*Work to do*.
What follows is a listing; restate every line of it word for word.

-- start of Stored data --

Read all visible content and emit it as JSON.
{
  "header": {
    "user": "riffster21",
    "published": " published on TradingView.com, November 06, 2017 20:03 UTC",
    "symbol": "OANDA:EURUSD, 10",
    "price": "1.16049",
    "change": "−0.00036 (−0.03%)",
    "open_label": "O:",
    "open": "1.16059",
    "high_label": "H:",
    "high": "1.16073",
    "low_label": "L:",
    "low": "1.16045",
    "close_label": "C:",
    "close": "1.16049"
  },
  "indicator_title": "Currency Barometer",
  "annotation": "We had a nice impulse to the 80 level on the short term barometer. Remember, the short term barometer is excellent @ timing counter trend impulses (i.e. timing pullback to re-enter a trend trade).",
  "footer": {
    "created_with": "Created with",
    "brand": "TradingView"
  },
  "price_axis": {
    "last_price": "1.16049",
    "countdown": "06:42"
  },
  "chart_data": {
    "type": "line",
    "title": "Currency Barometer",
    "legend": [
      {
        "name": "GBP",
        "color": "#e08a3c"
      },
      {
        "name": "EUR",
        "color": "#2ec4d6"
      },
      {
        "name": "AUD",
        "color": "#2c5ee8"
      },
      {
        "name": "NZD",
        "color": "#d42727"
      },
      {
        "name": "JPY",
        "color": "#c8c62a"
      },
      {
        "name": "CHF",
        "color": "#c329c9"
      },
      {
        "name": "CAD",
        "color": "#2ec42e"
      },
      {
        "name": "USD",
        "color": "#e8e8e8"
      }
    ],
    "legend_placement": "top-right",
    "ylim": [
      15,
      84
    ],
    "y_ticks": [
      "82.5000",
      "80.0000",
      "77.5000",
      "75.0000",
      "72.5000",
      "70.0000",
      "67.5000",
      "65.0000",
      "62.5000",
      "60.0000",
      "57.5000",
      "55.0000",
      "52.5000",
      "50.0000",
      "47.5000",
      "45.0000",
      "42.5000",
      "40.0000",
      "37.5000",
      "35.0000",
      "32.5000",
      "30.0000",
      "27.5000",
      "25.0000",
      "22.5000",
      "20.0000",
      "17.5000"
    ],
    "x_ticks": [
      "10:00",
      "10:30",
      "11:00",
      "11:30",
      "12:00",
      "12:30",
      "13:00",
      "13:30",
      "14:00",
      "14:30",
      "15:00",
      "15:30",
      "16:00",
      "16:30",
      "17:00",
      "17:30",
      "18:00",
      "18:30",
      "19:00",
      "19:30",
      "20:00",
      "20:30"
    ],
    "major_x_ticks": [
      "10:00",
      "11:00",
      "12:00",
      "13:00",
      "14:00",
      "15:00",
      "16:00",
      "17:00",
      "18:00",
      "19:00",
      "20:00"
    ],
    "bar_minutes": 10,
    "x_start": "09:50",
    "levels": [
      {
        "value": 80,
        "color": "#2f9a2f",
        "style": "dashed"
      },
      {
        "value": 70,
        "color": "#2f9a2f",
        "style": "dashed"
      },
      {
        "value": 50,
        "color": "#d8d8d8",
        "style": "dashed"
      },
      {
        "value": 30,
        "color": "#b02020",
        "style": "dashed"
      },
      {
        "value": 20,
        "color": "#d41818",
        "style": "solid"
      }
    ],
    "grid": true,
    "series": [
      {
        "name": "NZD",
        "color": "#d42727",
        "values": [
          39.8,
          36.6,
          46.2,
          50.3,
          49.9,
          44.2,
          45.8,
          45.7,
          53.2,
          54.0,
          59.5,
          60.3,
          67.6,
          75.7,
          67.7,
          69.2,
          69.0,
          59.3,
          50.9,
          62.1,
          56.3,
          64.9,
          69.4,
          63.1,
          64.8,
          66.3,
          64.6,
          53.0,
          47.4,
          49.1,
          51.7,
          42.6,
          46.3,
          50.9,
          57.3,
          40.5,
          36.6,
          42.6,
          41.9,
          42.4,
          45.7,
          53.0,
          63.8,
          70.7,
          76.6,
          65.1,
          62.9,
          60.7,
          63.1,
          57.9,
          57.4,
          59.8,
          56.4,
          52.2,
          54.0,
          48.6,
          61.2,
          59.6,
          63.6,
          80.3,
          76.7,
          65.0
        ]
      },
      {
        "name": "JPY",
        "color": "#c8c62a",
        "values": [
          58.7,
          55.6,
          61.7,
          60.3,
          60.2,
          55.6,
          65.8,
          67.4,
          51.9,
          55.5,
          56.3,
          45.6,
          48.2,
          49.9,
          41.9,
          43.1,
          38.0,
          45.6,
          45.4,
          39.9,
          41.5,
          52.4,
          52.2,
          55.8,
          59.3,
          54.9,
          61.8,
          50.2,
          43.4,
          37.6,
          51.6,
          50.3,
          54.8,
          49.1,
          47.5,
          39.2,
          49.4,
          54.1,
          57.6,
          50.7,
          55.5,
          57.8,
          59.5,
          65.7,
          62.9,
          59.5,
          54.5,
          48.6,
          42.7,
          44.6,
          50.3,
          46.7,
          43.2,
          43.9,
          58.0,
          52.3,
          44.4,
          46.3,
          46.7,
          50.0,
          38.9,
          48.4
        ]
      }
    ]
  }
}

-- end of Stored data --

*Output*.
Read all visible content and emit it as JSON.
{
  "header": {
    "user": "riffster21",
    "published": " published on TradingView.com, November 06, 2017 20:03 UTC",
    "symbol": "OANDA:EURUSD, 10",
    "price": "1.16049",
    "change": "−0.00036 (−0.03%)",
    "open_label": "O:",
    "open": "1.16059",
    "high_label": "H:",
    "high": "1.16073",
    "low_label": "L:",
    "low": "1.16045",
    "close_label": "C:",
    "close": "1.16049"
  },
  "indicator_title": "Currency Barometer",
  "annotation": "We had a nice impulse to the 80 level on the short term barometer. Remember, the short term barometer is excellent @ timing counter trend impulses (i.e. timing pullback to re-enter a trend trade).",
  "footer": {
    "created_with": "Created with",
    "brand": "TradingView"
  },
  "price_axis": {
    "last_price": "1.16049",
    "countdown": "06:42"
  },
  "chart_data": {
    "type": "line",
    "title": "Currency Barometer",
    "legend": [
      {
        "name": "GBP",
        "color": "#e08a3c"
      },
      {
        "name": "EUR",
        "color": "#2ec4d6"
      },
      {
        "name": "AUD",
        "color": "#2c5ee8"
      },
      {
        "name": "NZD",
        "color": "#d42727"
      },
      {
        "name": "JPY",
        "color": "#c8c62a"
      },
      {
        "name": "CHF",
        "color": "#c329c9"
      },
      {
        "name": "CAD",
        "color": "#2ec42e"
      },
      {
        "name": "USD",
        "color": "#e8e8e8"
      }
    ],
    "legend_placement": "top-right",
    "ylim": [
      15,
      84
    ],
    "y_ticks": [
      "82.5000",
      "80.0000",
      "77.5000",
      "75.0000",
      "72.5000",
      "70.0000",
      "67.5000",
      "65.0000",
      "62.5000",
      "60.0000",
      "57.5000",
      "55.0000",
      "52.5000",
      "50.0000",
      "47.5000",
      "45.0000",
      "42.5000",
      "40.0000",
      "37.5000",
      "35.0000",
      "32.5000",
      "30.0000",
      "27.5000",
      "25.0000",
      "22.5000",
      "20.0000",
      "17.5000"
    ],
    "x_ticks": [
      "10:00",
      "10:30",
      "11:00",
      "11:30",
      "12:00",
      "12:30",
      "13:00",
      "13:30",
      "14:00",
      "14:30",
      "15:00",
      "15:30",
      "16:00",
      "16:30",
      "17:00",
      "17:30",
      "18:00",
      "18:30",
      "19:00",
      "19:30",
      "20:00",
      "20:30"
    ],
    "major_x_ticks": [
      "10:00",
      "11:00",
      "12:00",
      "13:00",
      "14:00",
      "15:00",
      "16:00",
      "17:00",
      "18:00",
      "19:00",
      "20:00"
    ],
    "bar_minutes": 10,
    "x_start": "09:50",
    "levels": [
      {
        "value": 80,
        "color": "#2f9a2f",
        "style": "dashed"
      },
      {
        "value": 70,
        "color": "#2f9a2f",
        "style": "dashed"
      },
      {
        "value": 50,
        "color": "#d8d8d8",
        "style": "dashed"
      },
      {
        "value": 30,
        "color": "#b02020",
        "style": "dashed"
      },
      {
        "value": 20,
        "color": "#d41818",
        "style": "solid"
      }
    ],
    "grid": true,
    "series": [
      {
        "name": "NZD",
        "color": "#d42727",
        "values": [
          39.8,
          36.6,
          46.2,
          50.3,
          49.9,
          44.2,
          45.8,
          45.7,
          53.2,
          54.0,
          59.5,
          60.3,
          67.6,
          75.7,
          67.7,
          69.2,
          69.0,
          59.3,
          50.9,
          62.1,
          56.3,
          64.9,
          69.4,
          63.1,
          64.8,
          66.3,
          64.6,
          53.0,
          47.4,
          49.1,
          51.7,
          42.6,
          46.3,
          50.9,
          57.3,
          40.5,
          36.6,
          42.6,
          41.9,
          42.4,
          45.7,
          53.0,
          63.8,
          70.7,
          76.6,
          65.1,
          62.9,
          60.7,
          63.1,
          57.9,
          57.4,
          59.8,
          56.4,
          52.2,
          54.0,
          48.6,
          61.2,
          59.6,
          63.6,
          80.3,
          76.7,
          65.0
        ]
      },
      {
        "name": "JPY",
        "color": "#c8c62a",
        "values": [
          58.7,
          55.6,
          61.7,
          60.3,
          60.2,
          55.6,
          65.8,
          67.4,
          51.9,
          55.5,
          56.3,
          45.6,
          48.2,
          49.9,
          41.9,
          43.1,
          38.0,
          45.6,
          45.4,
          39.9,
          41.5,
          52.4,
          52.2,
          55.8,
          59.3,
          54.9,
          61.8,
          50.2,
          43.4,
          37.6,
          51.6,
          50.3,
          54.8,
          49.1,
          47.5,
          39.2,
          49.4,
          54.1,
          57.6,
          50.7,
          55.5,
          57.8,
          59.5,
          65.7,
          62.9,
          59.5,
          54.5,
          48.6,
          42.7,
          44.6,
          50.3,
          46.7,
          43.2,
          43.9,
          58.0,
          52.3,
          44.4,
          46.3,
          46.7,
          50.0,
          38.9,
          48.4
        ]
      }
    ]
  }
}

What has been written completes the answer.